Task directions :: Every entry must be given again exactly.

[Figure data in JSON]
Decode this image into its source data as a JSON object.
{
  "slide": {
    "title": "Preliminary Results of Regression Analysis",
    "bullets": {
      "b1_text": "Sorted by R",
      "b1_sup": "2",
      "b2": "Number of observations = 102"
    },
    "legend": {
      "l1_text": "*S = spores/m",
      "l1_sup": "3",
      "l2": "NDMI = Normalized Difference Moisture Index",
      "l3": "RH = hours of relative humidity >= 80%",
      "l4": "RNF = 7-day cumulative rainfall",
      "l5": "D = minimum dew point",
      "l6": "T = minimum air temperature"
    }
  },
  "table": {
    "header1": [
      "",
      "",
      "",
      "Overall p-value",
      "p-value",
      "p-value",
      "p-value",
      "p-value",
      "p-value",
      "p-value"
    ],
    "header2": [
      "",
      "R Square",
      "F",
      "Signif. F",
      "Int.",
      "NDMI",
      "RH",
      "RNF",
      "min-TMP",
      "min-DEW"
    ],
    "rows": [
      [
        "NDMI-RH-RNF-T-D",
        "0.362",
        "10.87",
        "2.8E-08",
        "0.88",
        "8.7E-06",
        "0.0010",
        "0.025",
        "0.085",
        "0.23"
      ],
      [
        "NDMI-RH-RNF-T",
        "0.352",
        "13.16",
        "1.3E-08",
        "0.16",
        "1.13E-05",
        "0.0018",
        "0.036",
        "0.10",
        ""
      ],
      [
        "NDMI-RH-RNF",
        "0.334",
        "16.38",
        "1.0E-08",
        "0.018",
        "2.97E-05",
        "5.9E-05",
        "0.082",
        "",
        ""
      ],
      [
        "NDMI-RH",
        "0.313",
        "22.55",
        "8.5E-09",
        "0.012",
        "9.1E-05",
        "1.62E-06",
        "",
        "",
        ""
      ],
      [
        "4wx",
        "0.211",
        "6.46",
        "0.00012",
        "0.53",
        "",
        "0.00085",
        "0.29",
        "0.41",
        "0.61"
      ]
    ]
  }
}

The reply ::
Decode this image into its source data as a JSON object.
{
  "slide": {
    "title": "Preliminary Results of Regression Analysis",
    "bullets": {
      "b1_text": "Sorted by R",
      "b1_sup": "2",
      "b2": "Number of observations = 102"
    },
    "legend": {
      "l1_text": "*S = spores/m",
      "l1_sup": "3",
      "l2": "NDMI = Normalized Difference Moisture Index",
      "l3": "RH = hours of relative humidity >= 80%",
      "l4": "RNF = 7-day cumulative rainfall",
      "l5": "D = minimum dew point",
      "l6": "T = minimum air temperature"
    }
  },
  "table": {
    "header1": [
      "",
      "",
      "",
      "Overall p-value",
      "p-value",
      "p-value",
      "p-value",
      "p-value",
      "p-value",
      "p-value"
    ],
    "header2": [
      "",
      "R Square",
      "F",
      "Signif. F",
      "Int.",
      "NDMI",
      "RH",
      "RNF",
      "min-TMP",
      "min-DEW"
    ],
    "rows": [
      [
        "NDMI-RH-RNF-T-D",
        "0.362",
        "10.87",
        "2.8E-08",
        "0.88",
        "8.7E-06",
        "0.0010",
        "0.025",
        "0.085",
        "0.23"
      ],
      [
        "NDMI-RH-RNF-T",
        "0.352",
        "13.16",
        "1.3E-08",
        "0.16",
        "1.13E-05",
        "0.0018",
        "0.036",
        "0.10",
        ""
      ],
      [
        "NDMI-RH-RNF",
        "0.334",
        "16.38",
        "1.0E-08",
        "0.018",
        "2.97E-05",
        "5.9E-05",
        "0.082",
        "",
        ""
      ],
      [
        "NDMI-RH",
        "0.313",
        "22.55",
        "8.5E-09",
        "0.012",
        "9.1E-05",
        "1.62E-06",
        "",
        "",
        ""
      ],
      [
        "4wx",
        "0.211",
        "6.46",
        "0.00012",
        "0.53",
        "",
        "0.00085",
        "0.29",
        "0.41",
        "0.61"
      ]
    ]
  }
}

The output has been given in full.